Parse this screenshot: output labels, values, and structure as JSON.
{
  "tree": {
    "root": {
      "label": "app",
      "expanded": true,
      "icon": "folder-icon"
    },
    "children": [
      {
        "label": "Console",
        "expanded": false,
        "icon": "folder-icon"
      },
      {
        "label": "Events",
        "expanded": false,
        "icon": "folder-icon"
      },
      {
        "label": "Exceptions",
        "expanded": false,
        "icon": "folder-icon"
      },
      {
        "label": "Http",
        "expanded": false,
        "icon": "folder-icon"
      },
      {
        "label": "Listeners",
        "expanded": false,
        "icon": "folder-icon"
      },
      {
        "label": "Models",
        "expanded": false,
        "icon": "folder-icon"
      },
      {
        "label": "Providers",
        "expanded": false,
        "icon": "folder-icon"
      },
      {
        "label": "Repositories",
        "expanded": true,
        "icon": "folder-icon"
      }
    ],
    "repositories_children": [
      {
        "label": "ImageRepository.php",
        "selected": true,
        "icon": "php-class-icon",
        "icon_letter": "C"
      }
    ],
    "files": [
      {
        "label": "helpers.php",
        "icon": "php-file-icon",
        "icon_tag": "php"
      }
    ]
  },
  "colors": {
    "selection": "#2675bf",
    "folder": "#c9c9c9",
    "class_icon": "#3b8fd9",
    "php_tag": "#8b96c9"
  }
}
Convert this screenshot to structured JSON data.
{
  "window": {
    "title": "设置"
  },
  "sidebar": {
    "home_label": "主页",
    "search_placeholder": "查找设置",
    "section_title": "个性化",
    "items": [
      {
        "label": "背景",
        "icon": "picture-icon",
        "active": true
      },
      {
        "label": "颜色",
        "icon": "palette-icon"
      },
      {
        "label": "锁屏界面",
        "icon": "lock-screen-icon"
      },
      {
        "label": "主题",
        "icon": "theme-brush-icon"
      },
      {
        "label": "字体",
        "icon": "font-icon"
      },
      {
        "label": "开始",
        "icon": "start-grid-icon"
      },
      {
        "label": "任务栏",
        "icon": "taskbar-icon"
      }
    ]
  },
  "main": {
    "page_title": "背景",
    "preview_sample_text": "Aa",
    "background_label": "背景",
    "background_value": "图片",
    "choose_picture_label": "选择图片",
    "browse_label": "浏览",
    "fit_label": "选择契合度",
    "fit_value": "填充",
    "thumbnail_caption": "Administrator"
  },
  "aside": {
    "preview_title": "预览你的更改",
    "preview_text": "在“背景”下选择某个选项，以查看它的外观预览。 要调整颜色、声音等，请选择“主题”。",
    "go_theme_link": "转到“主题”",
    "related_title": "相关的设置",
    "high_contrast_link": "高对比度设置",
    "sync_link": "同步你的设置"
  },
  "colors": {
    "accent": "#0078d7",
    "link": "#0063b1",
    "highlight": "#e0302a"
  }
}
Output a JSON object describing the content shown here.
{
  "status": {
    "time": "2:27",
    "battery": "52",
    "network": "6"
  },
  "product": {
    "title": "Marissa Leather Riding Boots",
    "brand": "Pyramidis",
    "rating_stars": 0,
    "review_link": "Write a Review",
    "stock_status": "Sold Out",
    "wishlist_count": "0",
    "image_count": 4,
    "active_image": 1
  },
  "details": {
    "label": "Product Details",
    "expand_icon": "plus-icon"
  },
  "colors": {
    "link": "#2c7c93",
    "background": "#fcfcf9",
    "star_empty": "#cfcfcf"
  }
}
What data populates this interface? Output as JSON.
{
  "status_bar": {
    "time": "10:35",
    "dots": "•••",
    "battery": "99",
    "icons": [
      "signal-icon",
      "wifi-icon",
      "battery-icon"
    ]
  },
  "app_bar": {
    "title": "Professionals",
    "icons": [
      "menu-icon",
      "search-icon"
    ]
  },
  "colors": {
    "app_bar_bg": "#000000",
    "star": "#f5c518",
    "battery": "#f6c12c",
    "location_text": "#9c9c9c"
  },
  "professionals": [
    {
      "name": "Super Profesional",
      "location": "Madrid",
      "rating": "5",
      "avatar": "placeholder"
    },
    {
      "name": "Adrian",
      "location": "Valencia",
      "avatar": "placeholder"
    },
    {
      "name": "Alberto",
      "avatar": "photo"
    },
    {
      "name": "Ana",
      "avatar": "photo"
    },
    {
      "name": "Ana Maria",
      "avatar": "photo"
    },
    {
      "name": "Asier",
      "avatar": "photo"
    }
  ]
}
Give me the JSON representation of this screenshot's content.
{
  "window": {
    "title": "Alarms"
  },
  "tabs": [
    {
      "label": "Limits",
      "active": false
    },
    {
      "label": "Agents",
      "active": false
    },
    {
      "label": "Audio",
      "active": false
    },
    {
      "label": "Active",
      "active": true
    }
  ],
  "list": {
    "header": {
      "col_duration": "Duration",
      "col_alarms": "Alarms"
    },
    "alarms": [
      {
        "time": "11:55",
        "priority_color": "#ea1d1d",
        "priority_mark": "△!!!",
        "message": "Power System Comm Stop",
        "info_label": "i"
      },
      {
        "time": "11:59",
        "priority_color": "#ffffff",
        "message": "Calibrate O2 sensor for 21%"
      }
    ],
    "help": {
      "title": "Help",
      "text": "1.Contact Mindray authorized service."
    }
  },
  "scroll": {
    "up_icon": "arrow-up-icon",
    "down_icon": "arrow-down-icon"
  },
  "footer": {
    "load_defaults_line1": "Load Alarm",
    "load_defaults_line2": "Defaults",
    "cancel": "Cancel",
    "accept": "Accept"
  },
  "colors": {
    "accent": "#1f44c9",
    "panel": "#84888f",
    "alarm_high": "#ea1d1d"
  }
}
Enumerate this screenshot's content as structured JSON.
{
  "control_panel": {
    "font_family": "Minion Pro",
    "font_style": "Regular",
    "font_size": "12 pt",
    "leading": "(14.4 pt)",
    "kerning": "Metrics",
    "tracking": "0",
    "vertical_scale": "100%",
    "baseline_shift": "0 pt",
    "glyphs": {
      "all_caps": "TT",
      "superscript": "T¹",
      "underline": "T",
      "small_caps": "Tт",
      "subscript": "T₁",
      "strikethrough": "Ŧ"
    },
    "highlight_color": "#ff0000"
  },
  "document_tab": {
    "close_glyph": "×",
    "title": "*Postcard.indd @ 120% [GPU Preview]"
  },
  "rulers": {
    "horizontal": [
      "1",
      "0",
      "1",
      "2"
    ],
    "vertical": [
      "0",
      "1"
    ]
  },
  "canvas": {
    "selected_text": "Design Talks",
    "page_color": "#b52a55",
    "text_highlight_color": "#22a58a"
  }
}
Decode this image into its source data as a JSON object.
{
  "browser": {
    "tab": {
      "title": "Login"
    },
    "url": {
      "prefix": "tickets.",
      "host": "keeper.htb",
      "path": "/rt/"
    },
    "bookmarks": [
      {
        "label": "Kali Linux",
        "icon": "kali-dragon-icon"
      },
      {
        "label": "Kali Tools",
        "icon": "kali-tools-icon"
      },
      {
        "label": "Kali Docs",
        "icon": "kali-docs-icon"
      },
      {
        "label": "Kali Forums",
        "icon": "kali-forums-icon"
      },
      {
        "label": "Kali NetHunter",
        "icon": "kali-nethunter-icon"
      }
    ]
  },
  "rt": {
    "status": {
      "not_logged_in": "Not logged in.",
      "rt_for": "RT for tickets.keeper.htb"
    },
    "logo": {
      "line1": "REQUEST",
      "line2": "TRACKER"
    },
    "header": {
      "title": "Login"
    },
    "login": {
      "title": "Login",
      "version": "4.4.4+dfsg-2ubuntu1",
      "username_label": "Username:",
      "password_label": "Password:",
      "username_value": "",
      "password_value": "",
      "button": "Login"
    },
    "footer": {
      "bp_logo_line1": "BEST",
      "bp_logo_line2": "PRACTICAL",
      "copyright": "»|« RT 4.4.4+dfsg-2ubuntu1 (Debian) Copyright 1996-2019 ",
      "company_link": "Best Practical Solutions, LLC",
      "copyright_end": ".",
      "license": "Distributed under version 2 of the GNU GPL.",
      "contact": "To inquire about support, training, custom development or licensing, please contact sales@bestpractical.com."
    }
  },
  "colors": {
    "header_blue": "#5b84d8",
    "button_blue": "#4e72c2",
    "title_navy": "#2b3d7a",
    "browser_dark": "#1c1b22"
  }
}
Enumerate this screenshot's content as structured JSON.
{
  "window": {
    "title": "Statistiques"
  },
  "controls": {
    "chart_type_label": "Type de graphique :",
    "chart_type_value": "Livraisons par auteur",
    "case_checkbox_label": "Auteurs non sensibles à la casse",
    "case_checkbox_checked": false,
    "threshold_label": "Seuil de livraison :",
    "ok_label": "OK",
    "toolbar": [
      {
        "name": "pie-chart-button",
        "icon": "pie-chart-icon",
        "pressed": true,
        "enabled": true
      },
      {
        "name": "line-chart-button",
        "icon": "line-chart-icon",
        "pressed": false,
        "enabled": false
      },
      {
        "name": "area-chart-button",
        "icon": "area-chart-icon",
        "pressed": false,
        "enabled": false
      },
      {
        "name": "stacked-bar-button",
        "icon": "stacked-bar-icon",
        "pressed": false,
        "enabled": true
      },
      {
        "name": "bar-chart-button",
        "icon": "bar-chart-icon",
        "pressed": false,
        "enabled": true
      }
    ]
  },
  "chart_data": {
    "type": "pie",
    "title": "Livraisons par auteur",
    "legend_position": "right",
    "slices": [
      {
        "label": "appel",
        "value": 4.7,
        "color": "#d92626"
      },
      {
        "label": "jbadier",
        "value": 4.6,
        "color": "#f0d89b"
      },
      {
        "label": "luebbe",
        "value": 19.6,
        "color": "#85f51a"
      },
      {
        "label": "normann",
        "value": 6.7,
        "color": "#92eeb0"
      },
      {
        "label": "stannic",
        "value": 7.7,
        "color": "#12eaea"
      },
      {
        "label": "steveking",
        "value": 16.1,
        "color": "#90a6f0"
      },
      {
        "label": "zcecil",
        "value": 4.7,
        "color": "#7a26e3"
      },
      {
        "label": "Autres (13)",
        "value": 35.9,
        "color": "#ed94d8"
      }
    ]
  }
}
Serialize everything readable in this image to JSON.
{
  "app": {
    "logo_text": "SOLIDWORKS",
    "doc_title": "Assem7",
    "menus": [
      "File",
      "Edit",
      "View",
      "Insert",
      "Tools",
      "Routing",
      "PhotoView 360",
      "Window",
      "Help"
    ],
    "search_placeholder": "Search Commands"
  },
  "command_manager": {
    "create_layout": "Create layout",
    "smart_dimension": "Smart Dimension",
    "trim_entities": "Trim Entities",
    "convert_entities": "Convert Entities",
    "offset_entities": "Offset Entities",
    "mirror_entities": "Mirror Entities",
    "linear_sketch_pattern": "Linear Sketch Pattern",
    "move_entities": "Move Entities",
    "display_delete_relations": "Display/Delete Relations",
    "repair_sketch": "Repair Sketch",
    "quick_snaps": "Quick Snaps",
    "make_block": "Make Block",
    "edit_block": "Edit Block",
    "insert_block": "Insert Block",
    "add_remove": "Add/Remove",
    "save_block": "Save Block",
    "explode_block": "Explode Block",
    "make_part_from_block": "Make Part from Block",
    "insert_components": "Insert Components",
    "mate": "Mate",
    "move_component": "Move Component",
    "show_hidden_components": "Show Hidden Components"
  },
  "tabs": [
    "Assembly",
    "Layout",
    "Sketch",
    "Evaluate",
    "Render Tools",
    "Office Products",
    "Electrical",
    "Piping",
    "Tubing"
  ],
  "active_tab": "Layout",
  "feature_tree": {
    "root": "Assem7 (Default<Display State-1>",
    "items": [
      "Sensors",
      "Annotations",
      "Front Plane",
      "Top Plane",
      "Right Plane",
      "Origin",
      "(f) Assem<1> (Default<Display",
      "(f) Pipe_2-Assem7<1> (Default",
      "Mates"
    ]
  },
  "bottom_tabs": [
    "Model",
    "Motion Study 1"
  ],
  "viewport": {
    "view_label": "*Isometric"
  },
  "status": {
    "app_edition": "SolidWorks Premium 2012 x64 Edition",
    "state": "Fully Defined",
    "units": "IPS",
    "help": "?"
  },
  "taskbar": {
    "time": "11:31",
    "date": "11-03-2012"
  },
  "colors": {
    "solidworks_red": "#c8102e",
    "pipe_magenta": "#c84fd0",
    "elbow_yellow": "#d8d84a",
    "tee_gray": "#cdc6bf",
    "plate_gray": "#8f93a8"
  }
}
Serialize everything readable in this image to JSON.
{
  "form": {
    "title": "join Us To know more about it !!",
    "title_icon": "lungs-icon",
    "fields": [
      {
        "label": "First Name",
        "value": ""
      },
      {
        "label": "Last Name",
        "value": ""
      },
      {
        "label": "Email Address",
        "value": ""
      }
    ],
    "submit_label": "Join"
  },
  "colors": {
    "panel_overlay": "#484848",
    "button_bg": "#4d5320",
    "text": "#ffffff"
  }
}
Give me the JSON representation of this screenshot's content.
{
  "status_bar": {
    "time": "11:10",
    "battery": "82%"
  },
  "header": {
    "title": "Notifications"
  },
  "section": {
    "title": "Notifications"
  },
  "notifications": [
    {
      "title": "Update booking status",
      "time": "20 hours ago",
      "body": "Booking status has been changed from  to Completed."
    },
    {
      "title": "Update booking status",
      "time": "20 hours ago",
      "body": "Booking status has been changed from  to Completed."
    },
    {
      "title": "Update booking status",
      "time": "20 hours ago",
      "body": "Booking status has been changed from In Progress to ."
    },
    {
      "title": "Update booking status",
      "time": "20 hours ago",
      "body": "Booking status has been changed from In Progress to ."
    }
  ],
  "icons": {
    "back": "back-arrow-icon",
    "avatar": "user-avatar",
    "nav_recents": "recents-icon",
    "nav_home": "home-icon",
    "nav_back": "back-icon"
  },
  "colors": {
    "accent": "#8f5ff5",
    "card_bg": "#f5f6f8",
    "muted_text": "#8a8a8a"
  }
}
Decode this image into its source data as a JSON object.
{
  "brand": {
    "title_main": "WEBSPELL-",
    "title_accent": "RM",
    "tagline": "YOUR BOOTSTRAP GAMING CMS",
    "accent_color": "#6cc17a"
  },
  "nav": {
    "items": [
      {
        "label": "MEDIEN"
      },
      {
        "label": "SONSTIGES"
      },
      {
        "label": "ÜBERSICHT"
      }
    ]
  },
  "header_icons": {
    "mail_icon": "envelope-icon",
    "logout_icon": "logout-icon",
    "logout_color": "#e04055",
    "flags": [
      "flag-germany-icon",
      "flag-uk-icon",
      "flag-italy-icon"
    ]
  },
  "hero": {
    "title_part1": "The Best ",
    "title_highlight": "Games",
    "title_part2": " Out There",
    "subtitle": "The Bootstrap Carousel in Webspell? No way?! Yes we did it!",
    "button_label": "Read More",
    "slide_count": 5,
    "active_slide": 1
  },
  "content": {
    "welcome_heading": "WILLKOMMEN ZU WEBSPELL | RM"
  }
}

■ ■ ■

## The exercise
Go through the material and select each line with the string "message" in it.

## Answer to the problem
        "message": "Power System Comm Stop",
        "message": "Calibrate O2 sensor for 21%"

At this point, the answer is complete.